Bloque de texto:

------------------------------

Hola, les dije, ¿puedo estacionarme aquí? Soy nuevo en la unidad y no sé si está bien. AH, dijeron ambos, qué bueno que nos dice. Es que ya ubicamos los coches de los vecinos, qué bueno para identificar que es vecino. Sí, puede estacionarse aquí si no tiene cajón de estacionamiento. No se preocupe, nosotros aquí le echamos un ojo. Pues si le echan ojo como a mí, yo encantado que lo cuiden tan de cerca, pensé. Muchas gracias, contesté. Y me subí raudo para estar en mi nuevo espacio.
IV
No fue sino hasta días después que subí a la azotea. Con timidez subí las escaleras y salí a ver el patio de jaulas. Sentí, luego de asomarme hacia el vacío, un lleno total. Era entonces una moneda girando en el aire. Era 8 o 9 de julio de 2020. Era como mediodía, hacía sol y hacía viento. Y hacía todo. Fui errando entre lugares, oropeles y ultramares. Desconfiado, confundí mi vocación, porque soy psicólogo, pero quería desde siempre ser amante y no lo supe hasta estar aquí. De golpe se asomaron hacia mí muchas serpientes de viento, y mis ojos encontraron mucho más de lo que les cuento. Era como coincidir con todas las confesiones de borrachera, todas de una sola. Sentí como si me robaran 1000 besos en 1000 vidas diferentes y siempre todo acababa en una brisa. Era entonces 8 o 9 de julio de 2020. Desde entonces, aunque extraño mi antigua hogar, Plateros me enamora. Esta es la crónica de un amante que, de forma retorcida, se enamoró de un lugar. Soy un animal de no olvidar, de no dejar, pero también quiero ser un animal de obstinar, de saber que dentro de la ciudad ora gris, ora peligrosa, existe un sitio como una flor abierta.
Hermosa flor de colores, recta y de líneas paralelas. Me obstino en saber que dentro de un entorno funesto hay siempre una meca de misterios esperando: es Plateros. Desde aquél encuentro de hombre y cielo, de aquél encuentro entre el Oriente y Plateros, lo entendí. Más grande que los hombres, más fuerte que las máquinas, este sitio es, una idea. No sólo grande por su estructura per sé, tan titánica. No sólo por la gente que vive aquí, este sitio igual que los pensamientos que generan las revoluciones, tiene el potencial de ser eterno. Sólo el paso del tiempo será testigo de Plateros, y aún si todo se derrumbara habría un Plateros sobre Plateros. Y mil más pues este sitio es una idea. Eterna flor de preguntar. Es la crónica de una duda, de saber qué hace un ser de oriente en la casa de todas las cosas, la Unidad Plateros, que vive jugando y haciendo todas suyas las cosas del tiempo. Era entonces 8 o 9 de julio de 2020.

------------------------------

Registros de una fuente de datos
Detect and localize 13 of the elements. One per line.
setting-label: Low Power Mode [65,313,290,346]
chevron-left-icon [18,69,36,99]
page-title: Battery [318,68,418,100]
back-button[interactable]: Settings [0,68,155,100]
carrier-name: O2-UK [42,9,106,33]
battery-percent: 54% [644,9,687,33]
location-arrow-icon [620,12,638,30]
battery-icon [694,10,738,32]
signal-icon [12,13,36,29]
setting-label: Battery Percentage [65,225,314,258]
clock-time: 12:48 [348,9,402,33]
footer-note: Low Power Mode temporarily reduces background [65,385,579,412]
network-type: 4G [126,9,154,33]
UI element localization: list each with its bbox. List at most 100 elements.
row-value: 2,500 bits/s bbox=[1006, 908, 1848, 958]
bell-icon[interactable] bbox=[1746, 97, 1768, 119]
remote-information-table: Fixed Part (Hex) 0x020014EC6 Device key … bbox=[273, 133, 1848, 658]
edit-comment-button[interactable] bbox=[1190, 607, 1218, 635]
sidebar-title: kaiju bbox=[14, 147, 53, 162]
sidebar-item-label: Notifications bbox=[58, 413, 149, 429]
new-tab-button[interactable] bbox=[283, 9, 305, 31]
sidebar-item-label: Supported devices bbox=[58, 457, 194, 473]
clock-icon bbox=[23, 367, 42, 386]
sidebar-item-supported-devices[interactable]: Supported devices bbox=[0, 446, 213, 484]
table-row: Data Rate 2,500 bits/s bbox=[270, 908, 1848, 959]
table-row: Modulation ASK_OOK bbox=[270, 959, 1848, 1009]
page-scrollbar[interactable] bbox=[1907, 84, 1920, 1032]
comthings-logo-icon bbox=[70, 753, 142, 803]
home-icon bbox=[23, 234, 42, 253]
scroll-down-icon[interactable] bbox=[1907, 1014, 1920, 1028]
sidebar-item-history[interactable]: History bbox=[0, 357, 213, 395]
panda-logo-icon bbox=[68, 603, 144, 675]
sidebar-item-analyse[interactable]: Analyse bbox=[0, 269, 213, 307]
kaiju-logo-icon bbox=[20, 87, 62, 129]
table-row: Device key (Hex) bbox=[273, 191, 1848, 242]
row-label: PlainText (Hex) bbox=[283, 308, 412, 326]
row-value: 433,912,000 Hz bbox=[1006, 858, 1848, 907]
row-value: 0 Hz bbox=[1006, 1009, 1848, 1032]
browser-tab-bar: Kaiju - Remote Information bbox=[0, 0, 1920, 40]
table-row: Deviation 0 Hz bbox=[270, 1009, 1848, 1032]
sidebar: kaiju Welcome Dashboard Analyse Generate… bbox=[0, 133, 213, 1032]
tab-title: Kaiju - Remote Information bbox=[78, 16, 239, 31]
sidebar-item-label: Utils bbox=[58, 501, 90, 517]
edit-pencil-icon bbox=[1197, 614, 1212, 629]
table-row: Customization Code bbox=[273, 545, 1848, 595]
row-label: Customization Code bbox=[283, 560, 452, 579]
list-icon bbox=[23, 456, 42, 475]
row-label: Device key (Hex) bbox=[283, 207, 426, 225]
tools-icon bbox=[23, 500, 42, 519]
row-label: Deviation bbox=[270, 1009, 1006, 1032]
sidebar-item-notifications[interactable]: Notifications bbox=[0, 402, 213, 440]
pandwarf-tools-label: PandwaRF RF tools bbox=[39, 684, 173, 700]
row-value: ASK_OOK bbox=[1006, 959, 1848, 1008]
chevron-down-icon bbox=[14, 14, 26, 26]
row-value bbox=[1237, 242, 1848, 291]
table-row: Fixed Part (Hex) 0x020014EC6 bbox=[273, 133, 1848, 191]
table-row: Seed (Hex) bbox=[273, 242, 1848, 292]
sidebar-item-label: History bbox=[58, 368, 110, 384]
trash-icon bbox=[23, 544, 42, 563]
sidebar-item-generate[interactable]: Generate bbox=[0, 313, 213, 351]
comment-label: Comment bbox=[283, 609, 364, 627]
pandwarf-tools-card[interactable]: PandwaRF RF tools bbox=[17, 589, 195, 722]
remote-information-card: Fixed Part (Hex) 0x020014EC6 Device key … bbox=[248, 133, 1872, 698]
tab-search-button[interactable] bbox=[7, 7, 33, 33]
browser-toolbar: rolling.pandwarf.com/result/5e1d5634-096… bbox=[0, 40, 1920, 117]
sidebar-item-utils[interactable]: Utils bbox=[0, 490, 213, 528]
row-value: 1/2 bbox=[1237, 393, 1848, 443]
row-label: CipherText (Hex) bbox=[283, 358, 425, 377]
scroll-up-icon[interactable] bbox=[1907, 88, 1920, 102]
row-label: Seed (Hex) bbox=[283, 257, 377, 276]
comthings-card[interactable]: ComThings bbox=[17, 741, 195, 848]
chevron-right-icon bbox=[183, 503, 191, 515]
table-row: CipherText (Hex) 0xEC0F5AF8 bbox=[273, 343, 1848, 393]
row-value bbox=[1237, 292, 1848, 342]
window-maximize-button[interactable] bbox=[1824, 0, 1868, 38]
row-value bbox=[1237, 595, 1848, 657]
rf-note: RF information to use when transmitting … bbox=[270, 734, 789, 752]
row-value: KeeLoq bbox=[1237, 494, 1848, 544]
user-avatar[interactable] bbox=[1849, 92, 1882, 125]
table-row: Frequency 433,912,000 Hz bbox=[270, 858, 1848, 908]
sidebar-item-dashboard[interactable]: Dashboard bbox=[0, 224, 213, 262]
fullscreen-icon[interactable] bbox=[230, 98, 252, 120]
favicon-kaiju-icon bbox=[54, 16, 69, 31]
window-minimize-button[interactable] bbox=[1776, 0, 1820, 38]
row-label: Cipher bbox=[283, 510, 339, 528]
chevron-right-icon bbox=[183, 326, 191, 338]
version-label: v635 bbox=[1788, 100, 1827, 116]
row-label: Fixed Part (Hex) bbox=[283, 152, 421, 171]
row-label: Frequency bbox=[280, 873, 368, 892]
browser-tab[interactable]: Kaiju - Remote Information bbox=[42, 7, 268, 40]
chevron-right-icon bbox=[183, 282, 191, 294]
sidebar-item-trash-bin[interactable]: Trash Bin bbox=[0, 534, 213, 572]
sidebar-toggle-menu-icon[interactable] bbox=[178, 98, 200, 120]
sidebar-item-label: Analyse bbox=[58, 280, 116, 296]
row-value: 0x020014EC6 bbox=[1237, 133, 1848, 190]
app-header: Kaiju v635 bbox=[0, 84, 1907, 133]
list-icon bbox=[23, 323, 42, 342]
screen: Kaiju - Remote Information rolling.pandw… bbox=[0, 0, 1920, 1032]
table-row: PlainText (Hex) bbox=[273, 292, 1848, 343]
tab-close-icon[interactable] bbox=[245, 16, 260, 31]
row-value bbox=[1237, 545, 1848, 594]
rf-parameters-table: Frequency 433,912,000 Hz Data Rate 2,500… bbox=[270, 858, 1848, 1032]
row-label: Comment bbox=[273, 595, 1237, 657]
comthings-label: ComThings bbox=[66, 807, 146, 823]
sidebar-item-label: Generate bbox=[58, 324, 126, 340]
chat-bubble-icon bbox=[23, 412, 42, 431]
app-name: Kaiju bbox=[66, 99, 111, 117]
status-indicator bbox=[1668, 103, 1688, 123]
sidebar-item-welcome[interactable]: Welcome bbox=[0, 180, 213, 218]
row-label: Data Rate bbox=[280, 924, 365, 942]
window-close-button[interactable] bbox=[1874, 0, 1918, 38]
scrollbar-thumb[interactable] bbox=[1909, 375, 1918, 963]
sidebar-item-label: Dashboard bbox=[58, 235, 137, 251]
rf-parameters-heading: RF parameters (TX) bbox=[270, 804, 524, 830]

------------------------------

Traduce al inglés la oración "Era como mediodía, hacía sol y hacía viento." del bloque de texto.

It was around midday, it was sunny, and it was windy.